Data items:
────
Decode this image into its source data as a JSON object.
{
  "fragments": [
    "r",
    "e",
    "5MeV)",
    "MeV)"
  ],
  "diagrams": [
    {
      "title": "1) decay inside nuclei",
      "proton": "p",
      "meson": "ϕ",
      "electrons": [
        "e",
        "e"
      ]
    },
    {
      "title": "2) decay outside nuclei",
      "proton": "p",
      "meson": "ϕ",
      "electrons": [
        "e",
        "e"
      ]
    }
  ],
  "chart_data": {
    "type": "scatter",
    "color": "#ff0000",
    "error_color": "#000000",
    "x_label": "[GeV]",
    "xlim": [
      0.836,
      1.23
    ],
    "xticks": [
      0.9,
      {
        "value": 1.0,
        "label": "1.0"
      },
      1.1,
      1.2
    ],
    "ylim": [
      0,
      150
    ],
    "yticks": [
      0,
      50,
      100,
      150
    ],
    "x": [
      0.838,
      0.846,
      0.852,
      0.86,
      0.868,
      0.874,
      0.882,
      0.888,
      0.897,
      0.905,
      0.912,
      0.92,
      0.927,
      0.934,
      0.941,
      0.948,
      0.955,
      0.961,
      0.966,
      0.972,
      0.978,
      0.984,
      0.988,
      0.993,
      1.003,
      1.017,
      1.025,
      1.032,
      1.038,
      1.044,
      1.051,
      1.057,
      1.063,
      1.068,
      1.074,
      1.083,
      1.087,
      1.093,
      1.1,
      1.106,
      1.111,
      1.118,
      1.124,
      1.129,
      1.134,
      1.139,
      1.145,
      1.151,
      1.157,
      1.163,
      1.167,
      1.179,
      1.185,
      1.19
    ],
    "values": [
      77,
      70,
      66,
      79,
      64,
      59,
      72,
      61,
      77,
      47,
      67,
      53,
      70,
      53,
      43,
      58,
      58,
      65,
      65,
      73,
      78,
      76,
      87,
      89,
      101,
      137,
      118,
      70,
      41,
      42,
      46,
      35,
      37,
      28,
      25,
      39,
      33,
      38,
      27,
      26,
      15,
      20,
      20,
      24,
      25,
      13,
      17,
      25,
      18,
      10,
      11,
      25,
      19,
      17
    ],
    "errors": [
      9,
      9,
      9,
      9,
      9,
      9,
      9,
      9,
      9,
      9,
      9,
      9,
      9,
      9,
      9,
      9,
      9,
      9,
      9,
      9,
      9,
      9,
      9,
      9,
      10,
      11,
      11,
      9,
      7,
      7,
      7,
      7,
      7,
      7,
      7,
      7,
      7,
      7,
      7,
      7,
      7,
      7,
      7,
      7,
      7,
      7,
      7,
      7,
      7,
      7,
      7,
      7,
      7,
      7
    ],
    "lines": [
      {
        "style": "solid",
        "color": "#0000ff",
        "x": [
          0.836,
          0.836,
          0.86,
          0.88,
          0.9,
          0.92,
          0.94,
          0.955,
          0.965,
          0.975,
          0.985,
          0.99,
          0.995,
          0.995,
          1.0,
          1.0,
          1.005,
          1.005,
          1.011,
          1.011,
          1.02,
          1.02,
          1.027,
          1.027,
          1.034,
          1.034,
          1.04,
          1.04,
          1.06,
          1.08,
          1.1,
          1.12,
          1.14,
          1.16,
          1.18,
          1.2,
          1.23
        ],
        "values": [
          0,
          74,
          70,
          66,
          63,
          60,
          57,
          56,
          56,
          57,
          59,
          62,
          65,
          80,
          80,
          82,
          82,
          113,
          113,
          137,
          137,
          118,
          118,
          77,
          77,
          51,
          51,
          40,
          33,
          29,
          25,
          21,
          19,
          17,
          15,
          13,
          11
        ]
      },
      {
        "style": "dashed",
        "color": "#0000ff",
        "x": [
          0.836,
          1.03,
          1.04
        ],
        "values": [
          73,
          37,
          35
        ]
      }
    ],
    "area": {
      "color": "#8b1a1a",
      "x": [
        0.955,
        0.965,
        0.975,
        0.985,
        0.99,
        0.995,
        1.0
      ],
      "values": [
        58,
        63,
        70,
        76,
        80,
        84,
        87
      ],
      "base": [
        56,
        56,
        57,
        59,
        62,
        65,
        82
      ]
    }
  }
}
────
## Task to carry out
Repeat all of the entries exactly.

## Answer to this exercise
Decode this image into its source data as a JSON object.
{
  "fragments": [
    "r",
    "e",
    "5MeV)",
    "MeV)"
  ],
  "diagrams": [
    {
      "title": "1) decay inside nuclei",
      "proton": "p",
      "meson": "ϕ",
      "electrons": [
        "e",
        "e"
      ]
    },
    {
      "title": "2) decay outside nuclei",
      "proton": "p",
      "meson": "ϕ",
      "electrons": [
        "e",
        "e"
      ]
    }
  ],
  "chart_data": {
    "type": "scatter",
    "color": "#ff0000",
    "error_color": "#000000",
    "x_label": "[GeV]",
    "xlim": [
      0.836,
      1.23
    ],
    "xticks": [
      0.9,
      {
        "value": 1.0,
        "label": "1.0"
      },
      1.1,
      1.2
    ],
    "ylim": [
      0,
      150
    ],
    "yticks": [
      0,
      50,
      100,
      150
    ],
    "x": [
      0.838,
      0.846,
      0.852,
      0.86,
      0.868,
      0.874,
      0.882,
      0.888,
      0.897,
      0.905,
      0.912,
      0.92,
      0.927,
      0.934,
      0.941,
      0.948,
      0.955,
      0.961,
      0.966,
      0.972,
      0.978,
      0.984,
      0.988,
      0.993,
      1.003,
      1.017,
      1.025,
      1.032,
      1.038,
      1.044,
      1.051,
      1.057,
      1.063,
      1.068,
      1.074,
      1.083,
      1.087,
      1.093,
      1.1,
      1.106,
      1.111,
      1.118,
      1.124,
      1.129,
      1.134,
      1.139,
      1.145,
      1.151,
      1.157,
      1.163,
      1.167,
      1.179,
      1.185,
      1.19
    ],
    "values": [
      77,
      70,
      66,
      79,
      64,
      59,
      72,
      61,
      77,
      47,
      67,
      53,
      70,
      53,
      43,
      58,
      58,
      65,
      65,
      73,
      78,
      76,
      87,
      89,
      101,
      137,
      118,
      70,
      41,
      42,
      46,
      35,
      37,
      28,
      25,
      39,
      33,
      38,
      27,
      26,
      15,
      20,
      20,
      24,
      25,
      13,
      17,
      25,
      18,
      10,
      11,
      25,
      19,
      17
    ],
    "errors": [
      9,
      9,
      9,
      9,
      9,
      9,
      9,
      9,
      9,
      9,
      9,
      9,
      9,
      9,
      9,
      9,
      9,
      9,
      9,
      9,
      9,
      9,
      9,
      9,
      10,
      11,
      11,
      9,
      7,
      7,
      7,
      7,
      7,
      7,
      7,
      7,
      7,
      7,
      7,
      7,
      7,
      7,
      7,
      7,
      7,
      7,
      7,
      7,
      7,
      7,
      7,
      7,
      7,
      7
    ],
    "lines": [
      {
        "style": "solid",
        "color": "#0000ff",
        "x": [
          0.836,
          0.836,
          0.86,
          0.88,
          0.9,
          0.92,
          0.94,
          0.955,
          0.965,
          0.975,
          0.985,
          0.99,
          0.995,
          0.995,
          1.0,
          1.0,
          1.005,
          1.005,
          1.011,
          1.011,
          1.02,
          1.02,
          1.027,
          1.027,
          1.034,
          1.034,
          1.04,
          1.04,
          1.06,
          1.08,
          1.1,
          1.12,
          1.14,
          1.16,
          1.18,
          1.2,
          1.23
        ],
        "values": [
          0,
          74,
          70,
          66,
          63,
          60,
          57,
          56,
          56,
          57,
          59,
          62,
          65,
          80,
          80,
          82,
          82,
          113,
          113,
          137,
          137,
          118,
          118,
          77,
          77,
          51,
          51,
          40,
          33,
          29,
          25,
          21,
          19,
          17,
          15,
          13,
          11
        ]
      },
      {
        "style": "dashed",
        "color": "#0000ff",
        "x": [
          0.836,
          1.03,
          1.04
        ],
        "values": [
          73,
          37,
          35
        ]
      }
    ],
    "area": {
      "color": "#8b1a1a",
      "x": [
        0.955,
        0.965,
        0.975,
        0.985,
        0.99,
        0.995,
        1.0
      ],
      "values": [
        58,
        63,
        70,
        76,
        80,
        84,
        87
      ],
      "base": [
        56,
        56,
        57,
        59,
        62,
        65,
        82
      ]
    }
  }
}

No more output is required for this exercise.